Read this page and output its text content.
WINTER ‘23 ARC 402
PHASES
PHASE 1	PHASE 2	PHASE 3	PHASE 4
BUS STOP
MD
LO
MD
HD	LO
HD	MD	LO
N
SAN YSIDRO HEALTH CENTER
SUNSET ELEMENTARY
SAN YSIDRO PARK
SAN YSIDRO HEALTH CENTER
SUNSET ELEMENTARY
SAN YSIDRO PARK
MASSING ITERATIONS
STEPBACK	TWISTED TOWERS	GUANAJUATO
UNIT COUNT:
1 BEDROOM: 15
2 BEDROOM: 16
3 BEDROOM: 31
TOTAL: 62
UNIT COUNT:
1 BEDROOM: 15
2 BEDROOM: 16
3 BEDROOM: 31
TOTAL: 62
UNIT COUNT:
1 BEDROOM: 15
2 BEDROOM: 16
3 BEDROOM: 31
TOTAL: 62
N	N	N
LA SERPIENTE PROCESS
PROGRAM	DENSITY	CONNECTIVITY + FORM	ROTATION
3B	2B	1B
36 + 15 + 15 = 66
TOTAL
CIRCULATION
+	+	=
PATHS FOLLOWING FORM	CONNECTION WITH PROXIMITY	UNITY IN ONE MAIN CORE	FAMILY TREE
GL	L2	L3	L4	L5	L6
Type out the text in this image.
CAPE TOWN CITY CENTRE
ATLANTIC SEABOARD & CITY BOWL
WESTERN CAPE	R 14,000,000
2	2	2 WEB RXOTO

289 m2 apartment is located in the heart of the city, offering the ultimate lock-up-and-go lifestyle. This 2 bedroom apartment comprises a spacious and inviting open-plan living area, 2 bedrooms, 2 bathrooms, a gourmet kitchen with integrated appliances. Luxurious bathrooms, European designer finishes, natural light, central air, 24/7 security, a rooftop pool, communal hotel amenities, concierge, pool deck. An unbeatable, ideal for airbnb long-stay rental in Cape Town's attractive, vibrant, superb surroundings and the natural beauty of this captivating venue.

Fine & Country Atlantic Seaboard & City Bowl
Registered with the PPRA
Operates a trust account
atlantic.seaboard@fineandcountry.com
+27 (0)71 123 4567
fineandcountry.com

*Task to carry out*.
Give back the whole listing, word for word.

*Result for this task*.
Read this page and output its text content.
WINTER ‘23 ARC 402
PHASES
PHASE 1	PHASE 2	PHASE 3	PHASE 4
BUS STOP
MD
LO
MD
HD	LO
HD	MD	LO
N
SAN YSIDRO HEALTH CENTER
SUNSET ELEMENTARY
SAN YSIDRO PARK
SAN YSIDRO HEALTH CENTER
SUNSET ELEMENTARY
SAN YSIDRO PARK
MASSING ITERATIONS
STEPBACK	TWISTED TOWERS	GUANAJUATO
UNIT COUNT:
1 BEDROOM: 15
2 BEDROOM: 16
3 BEDROOM: 31
TOTAL: 62
UNIT COUNT:
1 BEDROOM: 15
2 BEDROOM: 16
3 BEDROOM: 31
TOTAL: 62
UNIT COUNT:
1 BEDROOM: 15
2 BEDROOM: 16
3 BEDROOM: 31
TOTAL: 62
N	N	N
LA SERPIENTE PROCESS
PROGRAM	DENSITY	CONNECTIVITY + FORM	ROTATION
3B	2B	1B
36 + 15 + 15 = 66
TOTAL
CIRCULATION
+	+	=
PATHS FOLLOWING FORM	CONNECTION WITH PROXIMITY	UNITY IN ONE MAIN CORE	FAMILY TREE
GL	L2	L3	L4	L5	L6
Type out the text in this image.
CAPE TOWN CITY CENTRE
ATLANTIC SEABOARD & CITY BOWL
WESTERN CAPE	R 14,000,000
2	2	2 WEB RXOTO

289 m2 apartment is located in the heart of the city, offering the ultimate lock-up-and-go lifestyle. This 2 bedroom apartment comprises a spacious and inviting open-plan living area, 2 bedrooms, 2 bathrooms, a gourmet kitchen with integrated appliances. Luxurious bathrooms, European designer finishes, natural light, central air, 24/7 security, a rooftop pool, communal hotel amenities, concierge, pool deck. An unbeatable, ideal for airbnb long-stay rental in Cape Town's attractive, vibrant, superb surroundings and the natural beauty of this captivating venue.

Fine & Country Atlantic Seaboard & City Bowl
Registered with the PPRA
Operates a trust account
atlantic.seaboard@fineandcountry.com
+27 (0)71 123 4567
fineandcountry.com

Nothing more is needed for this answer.